* Task to carry out *
Examine each line of the data. Copy those that contain the string "shear".

* * * * * * * * *

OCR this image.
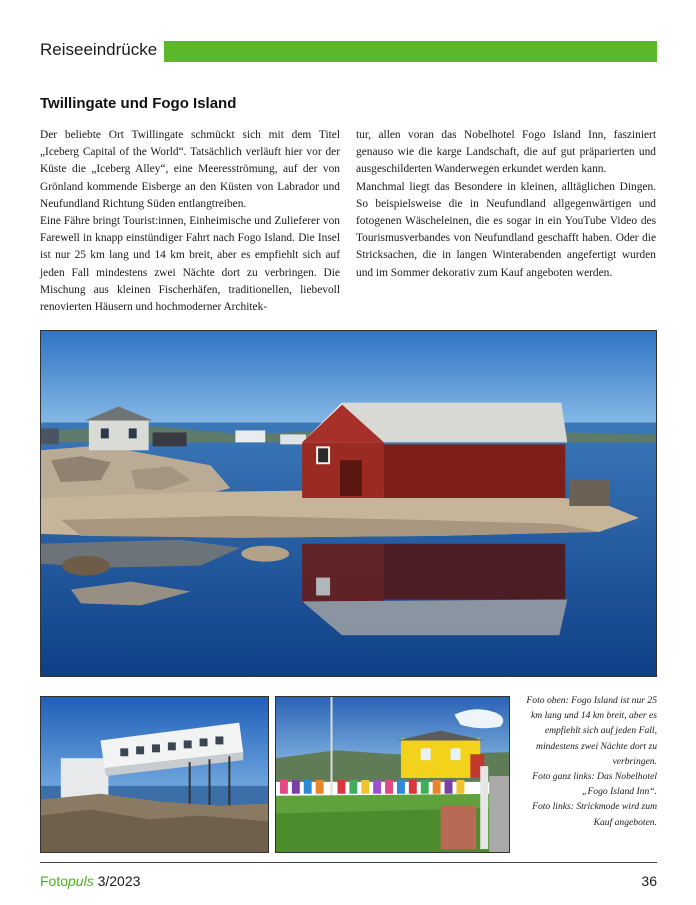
Reiseeindrücke
Twillingate und Fogo Island

Der beliebte Ort Twillingate schmückt sich mit dem Titel „Iceberg Capital of the World“. Tatsächlich verläuft hier vor der Küste die „Iceberg Alley“, eine Meeresströmung, auf der von Grönland kommende Eisberge an den Küsten von Labrador und Neufundland Richtung Süden entlangtreiben.

Eine Fähre bringt Tourist:innen, Einheimische und Zulieferer von Farewell in knapp einstündiger Fahrt nach Fogo Island. Die Insel ist nur 25 km lang und 14 km breit, aber es empfiehlt sich auf jeden Fall mindestens zwei Nächte dort zu verbringen. Die Mischung aus kleinen Fischerhäfen, traditionellen, liebevoll renovierten Häusern und hochmoderner Architek-

tur, allen voran das Nobelhotel Fogo Island Inn, fasziniert genauso wie die karge Landschaft, die auf gut präparierten und ausgeschilderten Wanderwegen erkundet werden kann.

Manchmal liegt das Besondere in kleinen, alltäglichen Dingen. So beispielsweise die in Neufundland allgegenwärtigen und fotogenen Wäscheleinen, die es sogar in ein YouTube Video des Tourismusverbandes von Neufundland geschafft haben. Oder die Stricksachen, die in langen Winterabenden angefertigt wurden und im Sommer dekorativ zum Kauf angeboten werden.

Foto oben: Fogo Island ist nur 25 km lang und 14 km breit, aber es empfiehlt sich auf jeden Fall, mindestens zwei Nächte dort zu verbringen.

Foto ganz links: Das Nobelhotel „Fogo Island Inn“.

Foto links: Strickmode wird zum Kauf angeboten.

Fotopuls 3/2023	36
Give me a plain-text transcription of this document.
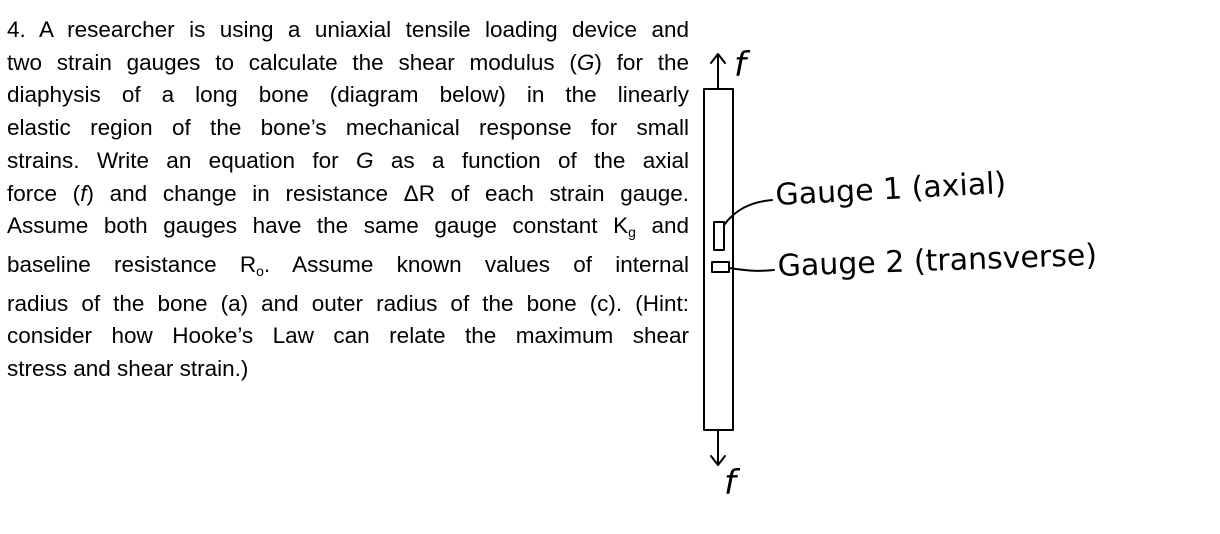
4. A researcher is using a uniaxial tensile loading device and
two strain gauges to calculate the shear modulus (G) for the
diaphysis of a long bone (diagram below) in the linearly
elastic region of the bone’s mechanical response for small
strains. Write an equation for G as a function of the axial
force (f) and change in resistance ΔR of each strain gauge.
Assume both gauges have the same gauge constant $K_g$ and
baseline resistance $R_o$. Assume known values of internal
radius of the bone (a) and outer radius of the bone (c). (Hint:
consider how Hooke’s Law can relate the maximum shear
stress and shear strain.)
f
f
Gauge 1 (axial)
Gauge 2 (transverse)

* * * * * * * * *

* Full response *
two strain gauges to calculate the shear modulus (G) for the
consider how Hooke’s Law can relate the maximum shear
stress and shear strain.)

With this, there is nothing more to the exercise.